Right now we’re working on an exciting one. We hosted a showcase at Sundance Film Festival. We selected the 6 best short films that were made during the first season of MasterClass, and we flew those 6 students to Sundance to showcase their films. And from that, the “All-Star Challenge” was born. What we’re going to be doing is a collective film that’s going to be directed by these six students. The film is going to be shot in six international locations, too. It’s also very cool that, because we’re all in different cities, the way we’ve been doing all the pre-production for it has been through the Google Plus platform. We “hang out” every week to have pre-production meetings, and exchange production documents through Google Docs. We’re hoping to shoot it either later this summer, or early fall.
It’s going to be awesome to see how we incorporate the six different cities, and the six different styles, since the students are all very different.
What makes GFS and MasterClass unique?
I think one of the things that makes GFS and our approach unique is our emphasis on the importance of creative education. We are very passionate advocates of the importance of a creative education. We believe that while science and math are very important, a creative education is something that can help students with skills like socializing and problem-solving, which are transferable to the rest of their lives. Through the school, we are proving that our curriculum works in the context of public education.
We also never approach our students as being “at-risk.” We don’t want to define our students in any way other than amazingly talented storytellers. I think that from the first day we interact with any of our students, we work from the notion they’re already filmmakers. It’s not something they’re trying to become as they’re going to school. They’ve already started as a filmmaker. We have not only incredible faith in them, but we also have a lot of expectations. I think that is translated in the quality of their work. When they feel someone believes in them and someone is expecting a certain quality of them, they’ll definitely step up. We have absolute faith that they can do it and they will be awesome.
It’s interesting to see that kind of thinking applied to our high school and fellows program where our interaction can be a lot more hands-on, but it’s been very interesting to see that it also translates to MasterClass, where all of it happens through distance learning. Having those kinds of high standards and high regard for our students translates into the final product that we get from them.
Are you planning on expanding MasterClass, and if so, how will that work?

» DATA UNDER STUDY:
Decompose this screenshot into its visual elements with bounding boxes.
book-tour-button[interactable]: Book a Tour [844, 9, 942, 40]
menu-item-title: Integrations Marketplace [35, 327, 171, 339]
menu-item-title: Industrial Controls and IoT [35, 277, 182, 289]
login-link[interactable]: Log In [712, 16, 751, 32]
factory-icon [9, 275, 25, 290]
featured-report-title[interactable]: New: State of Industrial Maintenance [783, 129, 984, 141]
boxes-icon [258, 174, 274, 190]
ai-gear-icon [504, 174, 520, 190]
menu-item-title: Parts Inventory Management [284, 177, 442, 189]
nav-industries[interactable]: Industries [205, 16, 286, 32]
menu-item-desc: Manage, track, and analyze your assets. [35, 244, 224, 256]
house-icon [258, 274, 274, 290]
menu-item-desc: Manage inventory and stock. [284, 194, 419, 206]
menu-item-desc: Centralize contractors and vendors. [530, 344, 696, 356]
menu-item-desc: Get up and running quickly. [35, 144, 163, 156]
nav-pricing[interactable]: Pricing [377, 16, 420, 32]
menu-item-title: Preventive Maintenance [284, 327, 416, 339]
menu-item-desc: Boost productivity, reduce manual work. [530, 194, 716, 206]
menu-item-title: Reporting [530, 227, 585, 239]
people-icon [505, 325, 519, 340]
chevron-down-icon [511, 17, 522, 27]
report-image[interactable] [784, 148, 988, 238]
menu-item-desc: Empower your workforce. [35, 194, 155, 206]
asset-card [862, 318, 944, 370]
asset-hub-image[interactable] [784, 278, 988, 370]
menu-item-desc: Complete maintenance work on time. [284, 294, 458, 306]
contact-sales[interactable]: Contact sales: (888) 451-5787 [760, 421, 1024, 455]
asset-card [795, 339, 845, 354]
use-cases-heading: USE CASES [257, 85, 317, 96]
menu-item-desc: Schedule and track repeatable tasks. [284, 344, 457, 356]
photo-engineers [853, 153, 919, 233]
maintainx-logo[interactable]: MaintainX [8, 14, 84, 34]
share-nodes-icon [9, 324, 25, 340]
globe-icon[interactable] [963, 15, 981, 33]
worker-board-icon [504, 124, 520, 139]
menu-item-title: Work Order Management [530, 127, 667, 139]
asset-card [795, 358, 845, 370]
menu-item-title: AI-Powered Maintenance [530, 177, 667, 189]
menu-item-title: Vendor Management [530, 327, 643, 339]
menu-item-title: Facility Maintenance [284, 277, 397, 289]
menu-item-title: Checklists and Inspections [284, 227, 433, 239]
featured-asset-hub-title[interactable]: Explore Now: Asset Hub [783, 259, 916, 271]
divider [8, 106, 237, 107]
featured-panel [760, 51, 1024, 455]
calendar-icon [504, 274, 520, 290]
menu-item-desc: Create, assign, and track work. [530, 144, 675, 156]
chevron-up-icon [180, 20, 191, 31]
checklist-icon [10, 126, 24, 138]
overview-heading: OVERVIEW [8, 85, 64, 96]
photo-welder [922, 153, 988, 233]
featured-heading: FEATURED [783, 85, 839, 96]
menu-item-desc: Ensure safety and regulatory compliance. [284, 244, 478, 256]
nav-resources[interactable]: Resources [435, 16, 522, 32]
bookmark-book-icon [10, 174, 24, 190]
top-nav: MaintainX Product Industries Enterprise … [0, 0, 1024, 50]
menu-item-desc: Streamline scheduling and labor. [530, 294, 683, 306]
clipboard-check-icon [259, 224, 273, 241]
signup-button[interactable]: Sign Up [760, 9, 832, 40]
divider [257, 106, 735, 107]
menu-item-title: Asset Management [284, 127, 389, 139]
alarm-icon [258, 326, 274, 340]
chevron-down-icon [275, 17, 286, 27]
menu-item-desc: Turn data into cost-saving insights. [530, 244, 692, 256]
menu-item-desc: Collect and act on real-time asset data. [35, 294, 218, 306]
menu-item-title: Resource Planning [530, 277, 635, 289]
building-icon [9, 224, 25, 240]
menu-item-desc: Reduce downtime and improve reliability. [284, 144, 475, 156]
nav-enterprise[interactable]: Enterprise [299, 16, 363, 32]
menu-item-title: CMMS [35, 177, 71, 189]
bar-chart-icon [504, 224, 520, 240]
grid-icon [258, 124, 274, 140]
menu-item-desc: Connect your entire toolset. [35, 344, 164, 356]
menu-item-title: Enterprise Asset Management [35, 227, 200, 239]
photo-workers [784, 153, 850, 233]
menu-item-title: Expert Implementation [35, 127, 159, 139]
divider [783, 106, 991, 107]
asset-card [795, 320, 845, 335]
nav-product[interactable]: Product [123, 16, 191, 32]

» WHAT YOU NEED TO DO: According to the interview excerpt, how is the pre-production for the "All-Star Challenge" film being carried out?

» TASK RESPONSE: Through the Google Plus platform, with weekly "hang out" pre-production meetings and production documents exchanged through Google Docs.